EXERCISE TASK ->
Copy out, from the entries below, each line holding the string "label".

PROVIDED ENTRIES ->
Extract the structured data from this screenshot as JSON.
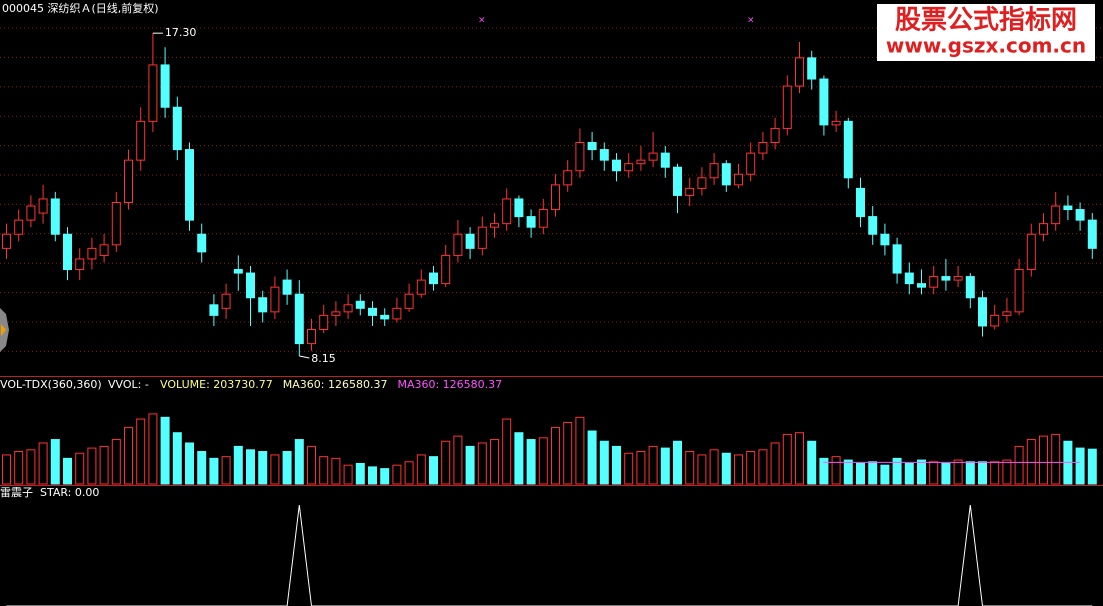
{
  "header": {
    "title": "000045 深纺织Ａ(日线,前复权)"
  },
  "watermark": {
    "line1": "股票公式指标网",
    "line2": "www.gszx.com.cn"
  },
  "chart_data": [
    {
      "type": "candlestick",
      "up_color": "#ff3232",
      "down_color": "#54ffff",
      "ylim": [
        7.61,
        18.24
      ],
      "annotations": [
        {
          "field": "high",
          "value": 17.3,
          "label": "17.30"
        },
        {
          "field": "low",
          "value": 8.15,
          "label": "8.15"
        }
      ],
      "ohlc": [
        [
          11.2,
          11.9,
          10.9,
          11.6
        ],
        [
          11.6,
          12.3,
          11.4,
          12.0
        ],
        [
          12.0,
          12.7,
          11.8,
          12.4
        ],
        [
          12.2,
          13.0,
          11.9,
          12.6
        ],
        [
          12.6,
          12.8,
          11.4,
          11.6
        ],
        [
          11.6,
          11.8,
          10.3,
          10.6
        ],
        [
          10.6,
          11.2,
          10.3,
          10.9
        ],
        [
          10.9,
          11.5,
          10.6,
          11.2
        ],
        [
          11.0,
          11.6,
          10.8,
          11.3
        ],
        [
          11.3,
          12.8,
          11.1,
          12.5
        ],
        [
          12.5,
          14.0,
          12.3,
          13.7
        ],
        [
          13.7,
          15.2,
          13.4,
          14.8
        ],
        [
          14.8,
          17.3,
          14.5,
          16.4
        ],
        [
          16.4,
          16.9,
          14.9,
          15.2
        ],
        [
          15.2,
          15.5,
          13.7,
          14.0
        ],
        [
          14.0,
          14.2,
          11.7,
          12.0
        ],
        [
          11.6,
          11.9,
          10.8,
          11.1
        ],
        [
          9.6,
          9.9,
          9.0,
          9.3
        ],
        [
          9.5,
          10.2,
          9.2,
          9.9
        ],
        [
          10.6,
          11.0,
          10.0,
          10.5
        ],
        [
          10.5,
          10.7,
          9.0,
          9.8
        ],
        [
          9.8,
          10.0,
          9.1,
          9.4
        ],
        [
          9.4,
          10.4,
          9.2,
          10.1
        ],
        [
          10.3,
          10.6,
          9.6,
          9.9
        ],
        [
          9.9,
          10.3,
          8.15,
          8.5
        ],
        [
          8.5,
          9.2,
          8.3,
          8.9
        ],
        [
          8.9,
          9.6,
          8.8,
          9.3
        ],
        [
          9.3,
          9.7,
          9.0,
          9.4
        ],
        [
          9.4,
          9.9,
          9.2,
          9.6
        ],
        [
          9.7,
          9.9,
          9.3,
          9.5
        ],
        [
          9.5,
          9.7,
          9.0,
          9.3
        ],
        [
          9.3,
          9.5,
          9.0,
          9.2
        ],
        [
          9.2,
          9.8,
          9.1,
          9.5
        ],
        [
          9.5,
          10.2,
          9.4,
          9.9
        ],
        [
          9.9,
          10.6,
          9.8,
          10.3
        ],
        [
          10.5,
          10.7,
          10.0,
          10.2
        ],
        [
          10.2,
          11.3,
          10.1,
          11.0
        ],
        [
          11.0,
          12.0,
          10.8,
          11.6
        ],
        [
          11.6,
          11.8,
          10.9,
          11.2
        ],
        [
          11.2,
          12.1,
          11.0,
          11.8
        ],
        [
          11.8,
          12.2,
          11.5,
          11.9
        ],
        [
          11.9,
          12.9,
          11.7,
          12.6
        ],
        [
          12.6,
          12.7,
          11.8,
          12.1
        ],
        [
          12.1,
          12.3,
          11.5,
          11.8
        ],
        [
          11.8,
          12.6,
          11.6,
          12.3
        ],
        [
          12.3,
          13.3,
          12.1,
          13.0
        ],
        [
          13.0,
          13.7,
          12.8,
          13.4
        ],
        [
          13.4,
          14.6,
          13.2,
          14.2
        ],
        [
          14.2,
          14.5,
          13.7,
          14.0
        ],
        [
          14.0,
          14.2,
          13.4,
          13.7
        ],
        [
          13.7,
          13.9,
          13.1,
          13.4
        ],
        [
          13.4,
          13.9,
          13.2,
          13.6
        ],
        [
          13.6,
          14.1,
          13.4,
          13.7
        ],
        [
          13.7,
          14.5,
          13.5,
          13.9
        ],
        [
          13.9,
          14.1,
          13.2,
          13.5
        ],
        [
          13.5,
          13.6,
          12.2,
          12.7
        ],
        [
          12.7,
          13.2,
          12.4,
          12.9
        ],
        [
          12.9,
          13.5,
          12.7,
          13.2
        ],
        [
          13.2,
          13.9,
          13.0,
          13.6
        ],
        [
          13.6,
          13.7,
          12.8,
          13.0
        ],
        [
          13.0,
          13.6,
          12.9,
          13.3
        ],
        [
          13.3,
          14.2,
          13.1,
          13.9
        ],
        [
          13.9,
          14.5,
          13.7,
          14.2
        ],
        [
          14.2,
          14.9,
          14.0,
          14.6
        ],
        [
          14.6,
          16.1,
          14.4,
          15.8
        ],
        [
          15.8,
          17.05,
          15.6,
          16.6
        ],
        [
          16.6,
          16.8,
          15.7,
          16.0
        ],
        [
          16.0,
          16.1,
          14.4,
          14.7
        ],
        [
          14.7,
          15.1,
          14.5,
          14.8
        ],
        [
          14.8,
          14.9,
          12.9,
          13.2
        ],
        [
          12.9,
          13.2,
          11.8,
          12.1
        ],
        [
          12.1,
          12.4,
          11.3,
          11.6
        ],
        [
          11.6,
          11.9,
          11.0,
          11.3
        ],
        [
          11.3,
          11.5,
          10.2,
          10.5
        ],
        [
          10.5,
          10.8,
          9.9,
          10.2
        ],
        [
          10.2,
          10.6,
          9.9,
          10.1
        ],
        [
          10.1,
          10.7,
          9.9,
          10.4
        ],
        [
          10.4,
          10.9,
          10.0,
          10.3
        ],
        [
          10.3,
          10.7,
          10.1,
          10.4
        ],
        [
          10.4,
          10.5,
          9.5,
          9.8
        ],
        [
          9.8,
          10.0,
          8.7,
          9.0
        ],
        [
          9.0,
          9.6,
          8.9,
          9.3
        ],
        [
          9.3,
          9.8,
          9.1,
          9.4
        ],
        [
          9.4,
          10.9,
          9.3,
          10.6
        ],
        [
          10.6,
          11.9,
          10.4,
          11.6
        ],
        [
          11.6,
          12.2,
          11.4,
          11.9
        ],
        [
          11.9,
          12.8,
          11.7,
          12.4
        ],
        [
          12.4,
          12.7,
          12.0,
          12.3
        ],
        [
          12.3,
          12.5,
          11.7,
          12.0
        ],
        [
          12.0,
          12.2,
          10.9,
          11.2
        ]
      ]
    },
    {
      "type": "volume",
      "title": "VOL-TDX(360,360)",
      "subtitle": "VVOL: -",
      "ylim": [
        0,
        620000
      ],
      "legend": [
        {
          "label": "VOLUME: 203730.77",
          "color": "#ffff80"
        },
        {
          "label": "MA360: 126580.37",
          "color": "#ffffc0"
        },
        {
          "label": "MA360: 126580.37",
          "color": "#ff54ff"
        }
      ],
      "series": [
        {
          "name": "VOLUME",
          "values": [
            170000,
            190000,
            200000,
            240000,
            260000,
            150000,
            180000,
            210000,
            220000,
            260000,
            330000,
            380000,
            410000,
            390000,
            300000,
            240000,
            190000,
            150000,
            160000,
            220000,
            200000,
            190000,
            170000,
            190000,
            260000,
            220000,
            160000,
            150000,
            110000,
            120000,
            100000,
            90000,
            110000,
            130000,
            170000,
            160000,
            250000,
            280000,
            220000,
            240000,
            260000,
            380000,
            300000,
            260000,
            270000,
            330000,
            360000,
            390000,
            310000,
            250000,
            220000,
            180000,
            190000,
            220000,
            210000,
            250000,
            190000,
            170000,
            200000,
            180000,
            170000,
            190000,
            200000,
            240000,
            290000,
            300000,
            250000,
            150000,
            160000,
            140000,
            120000,
            130000,
            110000,
            150000,
            120000,
            140000,
            130000,
            120000,
            140000,
            130000,
            130000,
            130000,
            140000,
            220000,
            260000,
            280000,
            290000,
            250000,
            210000,
            203730.77
          ]
        },
        {
          "name": "MA360",
          "color": "#ff54ff",
          "values": [
            null,
            null,
            null,
            null,
            null,
            null,
            null,
            null,
            null,
            null,
            null,
            null,
            null,
            null,
            null,
            null,
            null,
            null,
            null,
            null,
            null,
            null,
            null,
            null,
            null,
            null,
            null,
            null,
            null,
            null,
            null,
            null,
            null,
            null,
            null,
            null,
            null,
            null,
            null,
            null,
            null,
            null,
            null,
            null,
            null,
            null,
            null,
            null,
            null,
            null,
            null,
            null,
            null,
            null,
            null,
            null,
            null,
            null,
            null,
            null,
            null,
            null,
            null,
            null,
            null,
            null,
            null,
            126580.37,
            126580.37,
            126580.37,
            126580.37,
            126580.37,
            126580.37,
            126580.37,
            126580.37,
            126580.37,
            126580.37,
            126580.37,
            126580.37,
            126580.37,
            126580.37,
            126580.37,
            126580.37,
            126580.37,
            126580.37,
            126580.37,
            126580.37,
            126580.37,
            126580.37
          ]
        }
      ]
    },
    {
      "type": "line",
      "title": "雷震子",
      "subtitle": "STAR: 0.00",
      "ylim": [
        0,
        1
      ],
      "series": [
        {
          "name": "STAR",
          "color": "#ffffff",
          "values": [
            0,
            0,
            0,
            0,
            0,
            0,
            0,
            0,
            0,
            0,
            0,
            0,
            0,
            0,
            0,
            0,
            0,
            0,
            0,
            0,
            0,
            0,
            0,
            0,
            1,
            0,
            0,
            0,
            0,
            0,
            0,
            0,
            0,
            0,
            0,
            0,
            0,
            0,
            0,
            0,
            0,
            0,
            0,
            0,
            0,
            0,
            0,
            0,
            0,
            0,
            0,
            0,
            0,
            0,
            0,
            0,
            0,
            0,
            0,
            0,
            0,
            0,
            0,
            0,
            0,
            0,
            0,
            0,
            0,
            0,
            0,
            0,
            0,
            0,
            0,
            0,
            0,
            0,
            0,
            1,
            0,
            0,
            0,
            0,
            0,
            0,
            0,
            0,
            0,
            0
          ]
        }
      ]
    }
  ]
}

RESULT ->
          "label": "17.30"
          "label": "8.15"
          "label": "VOLUME: 203730.77",
          "label": "MA360: 126580.37",
          "label": "MA360: 126580.37",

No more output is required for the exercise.